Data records
■ ■ ■ ■ ■

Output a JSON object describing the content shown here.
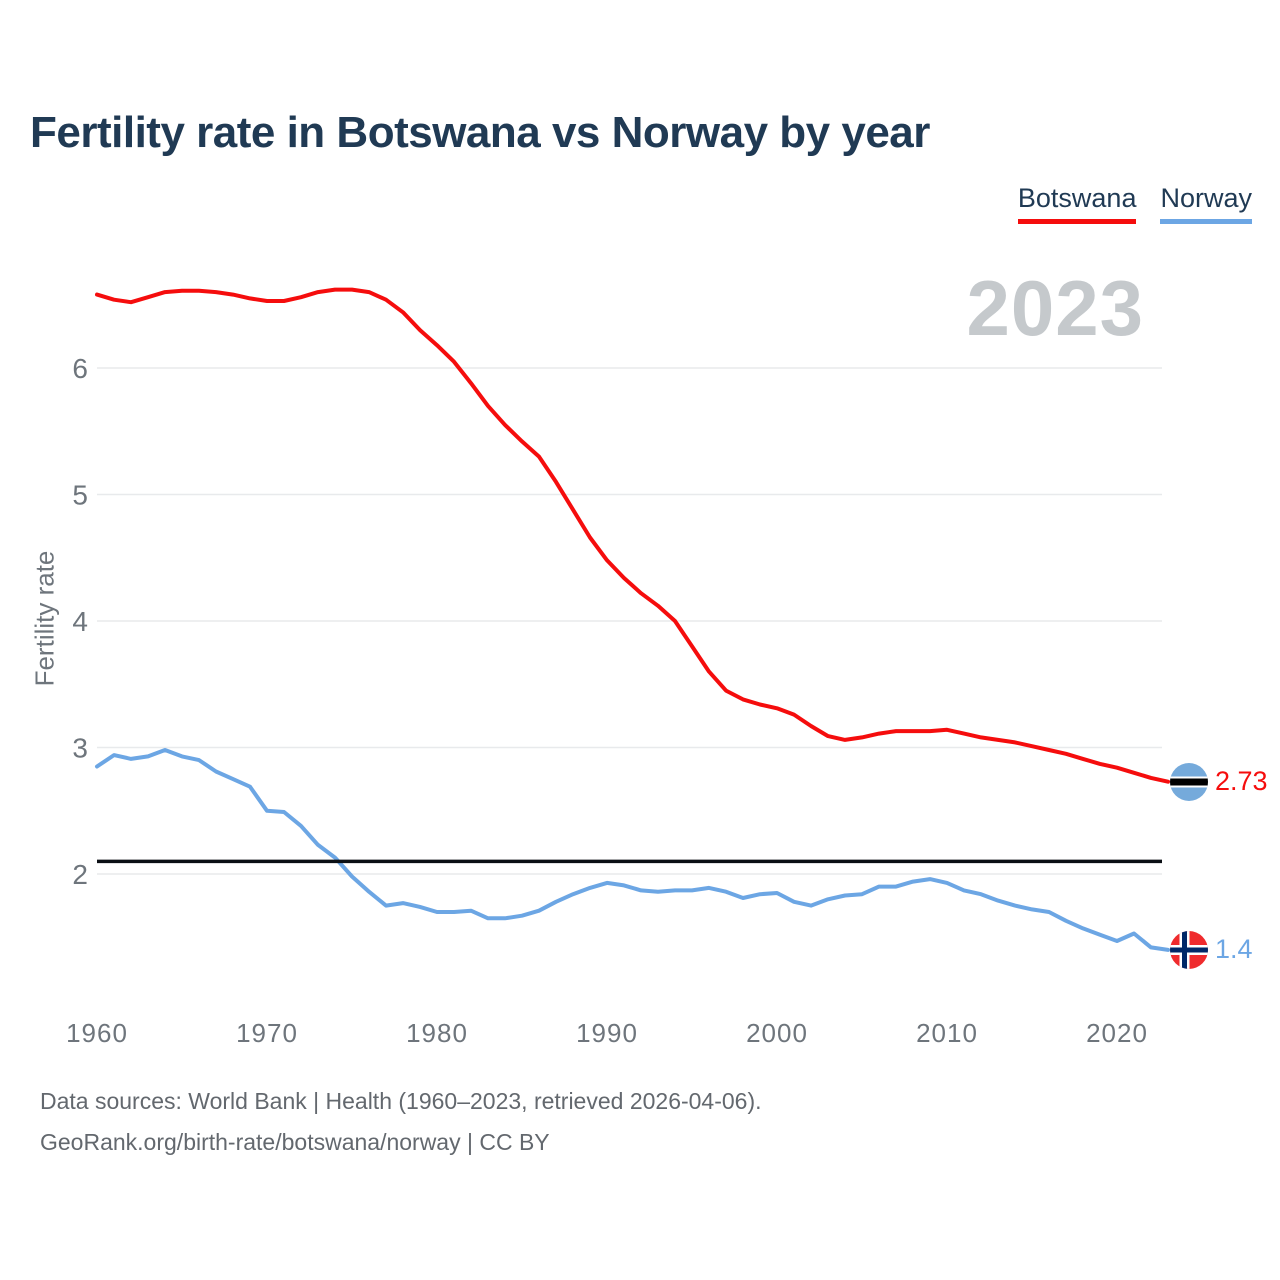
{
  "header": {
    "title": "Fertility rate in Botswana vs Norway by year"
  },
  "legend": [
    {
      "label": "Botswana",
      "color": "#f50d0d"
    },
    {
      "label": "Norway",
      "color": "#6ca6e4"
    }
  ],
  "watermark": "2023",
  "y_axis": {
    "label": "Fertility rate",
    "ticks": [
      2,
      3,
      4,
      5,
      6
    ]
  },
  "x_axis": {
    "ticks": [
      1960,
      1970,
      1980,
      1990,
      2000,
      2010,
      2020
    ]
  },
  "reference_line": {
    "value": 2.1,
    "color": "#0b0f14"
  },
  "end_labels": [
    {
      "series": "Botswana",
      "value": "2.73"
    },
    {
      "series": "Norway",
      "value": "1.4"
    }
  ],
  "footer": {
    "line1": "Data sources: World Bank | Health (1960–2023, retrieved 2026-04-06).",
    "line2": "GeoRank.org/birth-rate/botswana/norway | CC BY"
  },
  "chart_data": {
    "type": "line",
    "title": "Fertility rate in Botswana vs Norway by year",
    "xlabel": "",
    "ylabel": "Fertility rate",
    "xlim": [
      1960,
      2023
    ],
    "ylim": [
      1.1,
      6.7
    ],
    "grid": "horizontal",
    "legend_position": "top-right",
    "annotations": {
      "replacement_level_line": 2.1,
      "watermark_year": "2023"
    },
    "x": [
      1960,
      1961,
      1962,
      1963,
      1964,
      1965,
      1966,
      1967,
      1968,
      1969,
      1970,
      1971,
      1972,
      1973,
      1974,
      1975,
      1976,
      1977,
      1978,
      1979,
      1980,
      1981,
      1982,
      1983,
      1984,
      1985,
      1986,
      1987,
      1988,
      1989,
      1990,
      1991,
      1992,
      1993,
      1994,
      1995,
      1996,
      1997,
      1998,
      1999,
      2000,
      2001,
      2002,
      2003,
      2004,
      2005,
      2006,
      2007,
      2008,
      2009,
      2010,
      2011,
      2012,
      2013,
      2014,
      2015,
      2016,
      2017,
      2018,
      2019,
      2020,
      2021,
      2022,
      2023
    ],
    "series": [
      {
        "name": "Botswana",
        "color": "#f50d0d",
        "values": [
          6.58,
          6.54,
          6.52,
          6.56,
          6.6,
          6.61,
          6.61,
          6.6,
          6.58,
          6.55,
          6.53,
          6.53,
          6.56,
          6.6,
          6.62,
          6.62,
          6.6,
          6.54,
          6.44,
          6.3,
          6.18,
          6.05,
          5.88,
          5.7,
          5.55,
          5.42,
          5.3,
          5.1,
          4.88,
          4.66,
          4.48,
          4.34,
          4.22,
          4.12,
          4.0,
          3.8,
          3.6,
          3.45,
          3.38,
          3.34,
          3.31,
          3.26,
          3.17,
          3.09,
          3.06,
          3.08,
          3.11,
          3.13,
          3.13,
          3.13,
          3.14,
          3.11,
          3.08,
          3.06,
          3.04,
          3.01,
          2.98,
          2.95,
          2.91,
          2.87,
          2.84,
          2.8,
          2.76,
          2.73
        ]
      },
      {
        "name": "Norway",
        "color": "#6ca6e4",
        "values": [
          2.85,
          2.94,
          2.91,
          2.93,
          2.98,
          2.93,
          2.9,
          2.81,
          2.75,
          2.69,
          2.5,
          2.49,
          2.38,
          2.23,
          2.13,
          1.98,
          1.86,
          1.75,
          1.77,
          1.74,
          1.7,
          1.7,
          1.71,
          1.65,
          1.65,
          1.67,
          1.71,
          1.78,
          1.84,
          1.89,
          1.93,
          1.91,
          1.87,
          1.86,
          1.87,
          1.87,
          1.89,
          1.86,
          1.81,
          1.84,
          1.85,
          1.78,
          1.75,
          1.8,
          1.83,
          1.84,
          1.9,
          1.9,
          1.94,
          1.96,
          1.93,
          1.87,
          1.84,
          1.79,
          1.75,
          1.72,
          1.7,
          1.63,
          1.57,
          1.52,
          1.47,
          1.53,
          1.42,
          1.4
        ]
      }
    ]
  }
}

■ ■ ■ ■ ■

Return the records exactly. Don't carry the pictures over.

Full output:
Output a JSON object describing the content shown here.
{
  "header": {
    "title": "Fertility rate in Botswana vs Norway by year"
  },
  "legend": [
    {
      "label": "Botswana",
      "color": "#f50d0d"
    },
    {
      "label": "Norway",
      "color": "#6ca6e4"
    }
  ],
  "watermark": "2023",
  "y_axis": {
    "label": "Fertility rate",
    "ticks": [
      2,
      3,
      4,
      5,
      6
    ]
  },
  "x_axis": {
    "ticks": [
      1960,
      1970,
      1980,
      1990,
      2000,
      2010,
      2020
    ]
  },
  "reference_line": {
    "value": 2.1,
    "color": "#0b0f14"
  },
  "end_labels": [
    {
      "series": "Botswana",
      "value": "2.73"
    },
    {
      "series": "Norway",
      "value": "1.4"
    }
  ],
  "footer": {
    "line1": "Data sources: World Bank | Health (1960–2023, retrieved 2026-04-06).",
    "line2": "GeoRank.org/birth-rate/botswana/norway | CC BY"
  },
  "chart_data": {
    "type": "line",
    "title": "Fertility rate in Botswana vs Norway by year",
    "xlabel": "",
    "ylabel": "Fertility rate",
    "xlim": [
      1960,
      2023
    ],
    "ylim": [
      1.1,
      6.7
    ],
    "grid": "horizontal",
    "legend_position": "top-right",
    "annotations": {
      "replacement_level_line": 2.1,
      "watermark_year": "2023"
    },
    "x": [
      1960,
      1961,
      1962,
      1963,
      1964,
      1965,
      1966,
      1967,
      1968,
      1969,
      1970,
      1971,
      1972,
      1973,
      1974,
      1975,
      1976,
      1977,
      1978,
      1979,
      1980,
      1981,
      1982,
      1983,
      1984,
      1985,
      1986,
      1987,
      1988,
      1989,
      1990,
      1991,
      1992,
      1993,
      1994,
      1995,
      1996,
      1997,
      1998,
      1999,
      2000,
      2001,
      2002,
      2003,
      2004,
      2005,
      2006,
      2007,
      2008,
      2009,
      2010,
      2011,
      2012,
      2013,
      2014,
      2015,
      2016,
      2017,
      2018,
      2019,
      2020,
      2021,
      2022,
      2023
    ],
    "series": [
      {
        "name": "Botswana",
        "color": "#f50d0d",
        "values": [
          6.58,
          6.54,
          6.52,
          6.56,
          6.6,
          6.61,
          6.61,
          6.6,
          6.58,
          6.55,
          6.53,
          6.53,
          6.56,
          6.6,
          6.62,
          6.62,
          6.6,
          6.54,
          6.44,
          6.3,
          6.18,
          6.05,
          5.88,
          5.7,
          5.55,
          5.42,
          5.3,
          5.1,
          4.88,
          4.66,
          4.48,
          4.34,
          4.22,
          4.12,
          4.0,
          3.8,
          3.6,
          3.45,
          3.38,
          3.34,
          3.31,
          3.26,
          3.17,
          3.09,
          3.06,
          3.08,
          3.11,
          3.13,
          3.13,
          3.13,
          3.14,
          3.11,
          3.08,
          3.06,
          3.04,
          3.01,
          2.98,
          2.95,
          2.91,
          2.87,
          2.84,
          2.8,
          2.76,
          2.73
        ]
      },
      {
        "name": "Norway",
        "color": "#6ca6e4",
        "values": [
          2.85,
          2.94,
          2.91,
          2.93,
          2.98,
          2.93,
          2.9,
          2.81,
          2.75,
          2.69,
          2.5,
          2.49,
          2.38,
          2.23,
          2.13,
          1.98,
          1.86,
          1.75,
          1.77,
          1.74,
          1.7,
          1.7,
          1.71,
          1.65,
          1.65,
          1.67,
          1.71,
          1.78,
          1.84,
          1.89,
          1.93,
          1.91,
          1.87,
          1.86,
          1.87,
          1.87,
          1.89,
          1.86,
          1.81,
          1.84,
          1.85,
          1.78,
          1.75,
          1.8,
          1.83,
          1.84,
          1.9,
          1.9,
          1.94,
          1.96,
          1.93,
          1.87,
          1.84,
          1.79,
          1.75,
          1.72,
          1.7,
          1.63,
          1.57,
          1.52,
          1.47,
          1.53,
          1.42,
          1.4
        ]
      }
    ]
  }
}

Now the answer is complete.